- _EXERCISE INSTRUCTIONS_:
Repeat the records below exactly, leaving out any pictures.

** START OF RECORDS TO PROCESS **

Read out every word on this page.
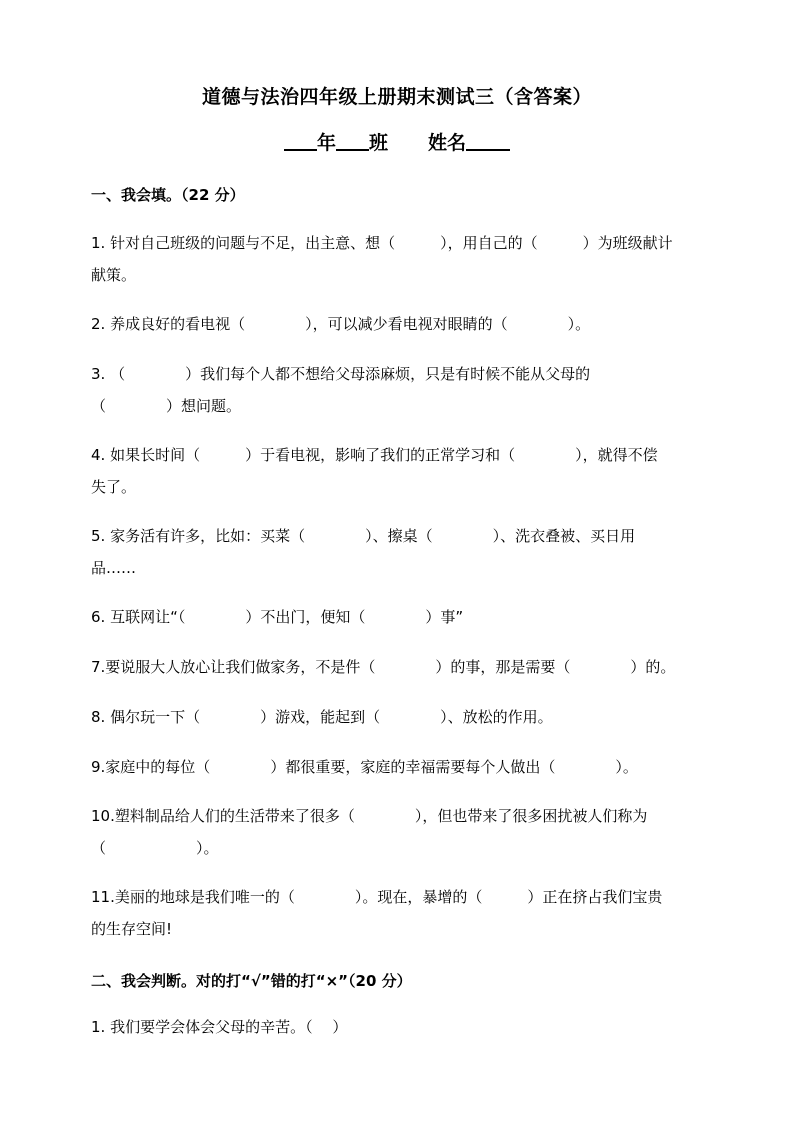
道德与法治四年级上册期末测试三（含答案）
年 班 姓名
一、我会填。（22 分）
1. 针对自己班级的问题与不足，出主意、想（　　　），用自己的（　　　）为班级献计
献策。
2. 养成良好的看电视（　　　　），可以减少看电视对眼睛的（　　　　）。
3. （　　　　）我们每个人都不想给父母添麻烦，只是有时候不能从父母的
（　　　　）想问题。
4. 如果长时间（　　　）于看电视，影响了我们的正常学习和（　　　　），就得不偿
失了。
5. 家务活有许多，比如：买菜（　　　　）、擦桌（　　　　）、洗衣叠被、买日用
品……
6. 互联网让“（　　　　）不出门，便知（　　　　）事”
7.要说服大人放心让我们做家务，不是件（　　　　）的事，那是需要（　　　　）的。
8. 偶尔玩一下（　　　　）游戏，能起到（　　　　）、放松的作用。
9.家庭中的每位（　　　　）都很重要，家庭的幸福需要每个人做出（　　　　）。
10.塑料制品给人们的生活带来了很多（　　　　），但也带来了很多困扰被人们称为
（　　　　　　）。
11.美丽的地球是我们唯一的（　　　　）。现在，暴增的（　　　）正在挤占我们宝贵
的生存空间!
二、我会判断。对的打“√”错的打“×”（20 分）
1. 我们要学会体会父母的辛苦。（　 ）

** END OF RECORDS TO PROCESS **

- _COMPLETED EXERCISE_:
Read out every word on this page.
道德与法治四年级上册期末测试三（含答案）
年 班 姓名
一、我会填。（22 分）
1. 针对自己班级的问题与不足，出主意、想（　　　），用自己的（　　　）为班级献计
献策。
2. 养成良好的看电视（　　　　），可以减少看电视对眼睛的（　　　　）。
3. （　　　　）我们每个人都不想给父母添麻烦，只是有时候不能从父母的
（　　　　）想问题。
4. 如果长时间（　　　）于看电视，影响了我们的正常学习和（　　　　），就得不偿
失了。
5. 家务活有许多，比如：买菜（　　　　）、擦桌（　　　　）、洗衣叠被、买日用
品……
6. 互联网让“（　　　　）不出门，便知（　　　　）事”
7.要说服大人放心让我们做家务，不是件（　　　　）的事，那是需要（　　　　）的。
8. 偶尔玩一下（　　　　）游戏，能起到（　　　　）、放松的作用。
9.家庭中的每位（　　　　）都很重要，家庭的幸福需要每个人做出（　　　　）。
10.塑料制品给人们的生活带来了很多（　　　　），但也带来了很多困扰被人们称为
（　　　　　　）。
11.美丽的地球是我们唯一的（　　　　）。现在，暴增的（　　　）正在挤占我们宝贵
的生存空间!
二、我会判断。对的打“√”错的打“×”（20 分）
1. 我们要学会体会父母的辛苦。（　 ）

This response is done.